--- Prompt ---
Extract all of the entries and give them again, word for word.

--- Dataset excerpts ---
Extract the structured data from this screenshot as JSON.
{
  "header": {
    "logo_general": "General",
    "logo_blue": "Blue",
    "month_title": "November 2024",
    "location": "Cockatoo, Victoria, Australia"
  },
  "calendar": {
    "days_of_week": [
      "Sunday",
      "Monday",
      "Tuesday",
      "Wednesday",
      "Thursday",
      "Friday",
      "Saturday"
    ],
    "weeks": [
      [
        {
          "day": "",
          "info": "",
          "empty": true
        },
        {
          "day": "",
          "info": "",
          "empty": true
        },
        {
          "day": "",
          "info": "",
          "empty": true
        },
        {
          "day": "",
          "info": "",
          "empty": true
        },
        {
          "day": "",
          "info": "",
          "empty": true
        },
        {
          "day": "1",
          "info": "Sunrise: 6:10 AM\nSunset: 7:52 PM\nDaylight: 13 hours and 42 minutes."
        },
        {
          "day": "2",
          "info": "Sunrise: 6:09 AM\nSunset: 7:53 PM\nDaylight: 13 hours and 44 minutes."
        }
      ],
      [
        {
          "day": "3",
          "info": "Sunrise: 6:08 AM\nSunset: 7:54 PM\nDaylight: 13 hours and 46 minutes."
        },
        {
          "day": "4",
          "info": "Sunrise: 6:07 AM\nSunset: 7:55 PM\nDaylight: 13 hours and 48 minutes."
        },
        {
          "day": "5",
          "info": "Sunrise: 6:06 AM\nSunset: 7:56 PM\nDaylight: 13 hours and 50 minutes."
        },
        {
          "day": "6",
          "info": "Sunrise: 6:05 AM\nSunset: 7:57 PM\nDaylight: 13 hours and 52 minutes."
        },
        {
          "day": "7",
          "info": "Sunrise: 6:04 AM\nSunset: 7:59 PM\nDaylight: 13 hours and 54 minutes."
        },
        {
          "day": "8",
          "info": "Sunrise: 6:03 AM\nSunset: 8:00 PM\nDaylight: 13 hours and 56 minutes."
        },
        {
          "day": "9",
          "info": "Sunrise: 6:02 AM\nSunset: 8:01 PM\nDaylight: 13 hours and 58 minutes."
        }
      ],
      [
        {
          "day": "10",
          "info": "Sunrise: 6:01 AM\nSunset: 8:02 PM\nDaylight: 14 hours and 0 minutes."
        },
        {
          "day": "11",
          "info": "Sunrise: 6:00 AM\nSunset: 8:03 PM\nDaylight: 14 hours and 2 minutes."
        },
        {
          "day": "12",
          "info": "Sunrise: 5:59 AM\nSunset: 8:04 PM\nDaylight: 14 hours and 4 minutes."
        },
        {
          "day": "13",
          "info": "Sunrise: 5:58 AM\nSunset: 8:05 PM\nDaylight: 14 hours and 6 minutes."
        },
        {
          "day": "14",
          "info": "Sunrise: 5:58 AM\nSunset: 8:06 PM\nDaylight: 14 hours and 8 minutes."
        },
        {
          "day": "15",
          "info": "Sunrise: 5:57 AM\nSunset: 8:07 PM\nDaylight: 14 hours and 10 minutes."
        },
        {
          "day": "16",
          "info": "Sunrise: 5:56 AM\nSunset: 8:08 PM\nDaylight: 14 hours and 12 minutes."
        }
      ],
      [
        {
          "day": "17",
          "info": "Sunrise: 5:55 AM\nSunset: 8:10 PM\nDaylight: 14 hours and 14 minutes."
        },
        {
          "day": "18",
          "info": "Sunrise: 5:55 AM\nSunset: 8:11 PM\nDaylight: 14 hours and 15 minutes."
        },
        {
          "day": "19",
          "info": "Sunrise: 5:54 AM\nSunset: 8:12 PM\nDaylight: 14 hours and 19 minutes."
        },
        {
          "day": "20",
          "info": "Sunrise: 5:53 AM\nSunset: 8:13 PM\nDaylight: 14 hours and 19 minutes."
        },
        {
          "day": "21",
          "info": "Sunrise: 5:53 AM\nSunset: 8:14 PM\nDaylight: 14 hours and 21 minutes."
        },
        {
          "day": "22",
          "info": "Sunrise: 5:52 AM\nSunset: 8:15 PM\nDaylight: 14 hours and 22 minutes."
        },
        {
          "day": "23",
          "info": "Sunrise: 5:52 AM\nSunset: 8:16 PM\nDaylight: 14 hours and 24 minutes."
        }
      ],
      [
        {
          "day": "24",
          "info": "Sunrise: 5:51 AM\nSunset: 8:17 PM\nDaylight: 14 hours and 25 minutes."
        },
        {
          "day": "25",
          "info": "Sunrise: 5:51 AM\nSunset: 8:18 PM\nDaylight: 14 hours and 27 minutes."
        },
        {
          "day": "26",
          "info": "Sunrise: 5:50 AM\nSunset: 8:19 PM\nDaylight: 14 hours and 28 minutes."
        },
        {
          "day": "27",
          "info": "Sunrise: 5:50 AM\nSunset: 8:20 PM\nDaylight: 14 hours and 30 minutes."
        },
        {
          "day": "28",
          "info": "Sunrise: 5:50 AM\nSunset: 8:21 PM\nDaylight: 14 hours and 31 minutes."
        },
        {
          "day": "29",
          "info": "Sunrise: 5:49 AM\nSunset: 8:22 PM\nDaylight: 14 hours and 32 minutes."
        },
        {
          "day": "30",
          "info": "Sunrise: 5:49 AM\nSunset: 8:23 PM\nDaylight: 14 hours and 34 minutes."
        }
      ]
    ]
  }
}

--- Answer to the task ---
Extract the structured data from this screenshot as JSON.
{
  "header": {
    "logo_general": "General",
    "logo_blue": "Blue",
    "month_title": "November 2024",
    "location": "Cockatoo, Victoria, Australia"
  },
  "calendar": {
    "days_of_week": [
      "Sunday",
      "Monday",
      "Tuesday",
      "Wednesday",
      "Thursday",
      "Friday",
      "Saturday"
    ],
    "weeks": [
      [
        {
          "day": "",
          "info": "",
          "empty": true
        },
        {
          "day": "",
          "info": "",
          "empty": true
        },
        {
          "day": "",
          "info": "",
          "empty": true
        },
        {
          "day": "",
          "info": "",
          "empty": true
        },
        {
          "day": "",
          "info": "",
          "empty": true
        },
        {
          "day": "1",
          "info": "Sunrise: 6:10 AM\nSunset: 7:52 PM\nDaylight: 13 hours and 42 minutes."
        },
        {
          "day": "2",
          "info": "Sunrise: 6:09 AM\nSunset: 7:53 PM\nDaylight: 13 hours and 44 minutes."
        }
      ],
      [
        {
          "day": "3",
          "info": "Sunrise: 6:08 AM\nSunset: 7:54 PM\nDaylight: 13 hours and 46 minutes."
        },
        {
          "day": "4",
          "info": "Sunrise: 6:07 AM\nSunset: 7:55 PM\nDaylight: 13 hours and 48 minutes."
        },
        {
          "day": "5",
          "info": "Sunrise: 6:06 AM\nSunset: 7:56 PM\nDaylight: 13 hours and 50 minutes."
        },
        {
          "day": "6",
          "info": "Sunrise: 6:05 AM\nSunset: 7:57 PM\nDaylight: 13 hours and 52 minutes."
        },
        {
          "day": "7",
          "info": "Sunrise: 6:04 AM\nSunset: 7:59 PM\nDaylight: 13 hours and 54 minutes."
        },
        {
          "day": "8",
          "info": "Sunrise: 6:03 AM\nSunset: 8:00 PM\nDaylight: 13 hours and 56 minutes."
        },
        {
          "day": "9",
          "info": "Sunrise: 6:02 AM\nSunset: 8:01 PM\nDaylight: 13 hours and 58 minutes."
        }
      ],
      [
        {
          "day": "10",
          "info": "Sunrise: 6:01 AM\nSunset: 8:02 PM\nDaylight: 14 hours and 0 minutes."
        },
        {
          "day": "11",
          "info": "Sunrise: 6:00 AM\nSunset: 8:03 PM\nDaylight: 14 hours and 2 minutes."
        },
        {
          "day": "12",
          "info": "Sunrise: 5:59 AM\nSunset: 8:04 PM\nDaylight: 14 hours and 4 minutes."
        },
        {
          "day": "13",
          "info": "Sunrise: 5:58 AM\nSunset: 8:05 PM\nDaylight: 14 hours and 6 minutes."
        },
        {
          "day": "14",
          "info": "Sunrise: 5:58 AM\nSunset: 8:06 PM\nDaylight: 14 hours and 8 minutes."
        },
        {
          "day": "15",
          "info": "Sunrise: 5:57 AM\nSunset: 8:07 PM\nDaylight: 14 hours and 10 minutes."
        },
        {
          "day": "16",
          "info": "Sunrise: 5:56 AM\nSunset: 8:08 PM\nDaylight: 14 hours and 12 minutes."
        }
      ],
      [
        {
          "day": "17",
          "info": "Sunrise: 5:55 AM\nSunset: 8:10 PM\nDaylight: 14 hours and 14 minutes."
        },
        {
          "day": "18",
          "info": "Sunrise: 5:55 AM\nSunset: 8:11 PM\nDaylight: 14 hours and 15 minutes."
        },
        {
          "day": "19",
          "info": "Sunrise: 5:54 AM\nSunset: 8:12 PM\nDaylight: 14 hours and 19 minutes."
        },
        {
          "day": "20",
          "info": "Sunrise: 5:53 AM\nSunset: 8:13 PM\nDaylight: 14 hours and 19 minutes."
        },
        {
          "day": "21",
          "info": "Sunrise: 5:53 AM\nSunset: 8:14 PM\nDaylight: 14 hours and 21 minutes."
        },
        {
          "day": "22",
          "info": "Sunrise: 5:52 AM\nSunset: 8:15 PM\nDaylight: 14 hours and 22 minutes."
        },
        {
          "day": "23",
          "info": "Sunrise: 5:52 AM\nSunset: 8:16 PM\nDaylight: 14 hours and 24 minutes."
        }
      ],
      [
        {
          "day": "24",
          "info": "Sunrise: 5:51 AM\nSunset: 8:17 PM\nDaylight: 14 hours and 25 minutes."
        },
        {
          "day": "25",
          "info": "Sunrise: 5:51 AM\nSunset: 8:18 PM\nDaylight: 14 hours and 27 minutes."
        },
        {
          "day": "26",
          "info": "Sunrise: 5:50 AM\nSunset: 8:19 PM\nDaylight: 14 hours and 28 minutes."
        },
        {
          "day": "27",
          "info": "Sunrise: 5:50 AM\nSunset: 8:20 PM\nDaylight: 14 hours and 30 minutes."
        },
        {
          "day": "28",
          "info": "Sunrise: 5:50 AM\nSunset: 8:21 PM\nDaylight: 14 hours and 31 minutes."
        },
        {
          "day": "29",
          "info": "Sunrise: 5:49 AM\nSunset: 8:22 PM\nDaylight: 14 hours and 32 minutes."
        },
        {
          "day": "30",
          "info": "Sunrise: 5:49 AM\nSunset: 8:23 PM\nDaylight: 14 hours and 34 minutes."
        }
      ]
    ]
  }
}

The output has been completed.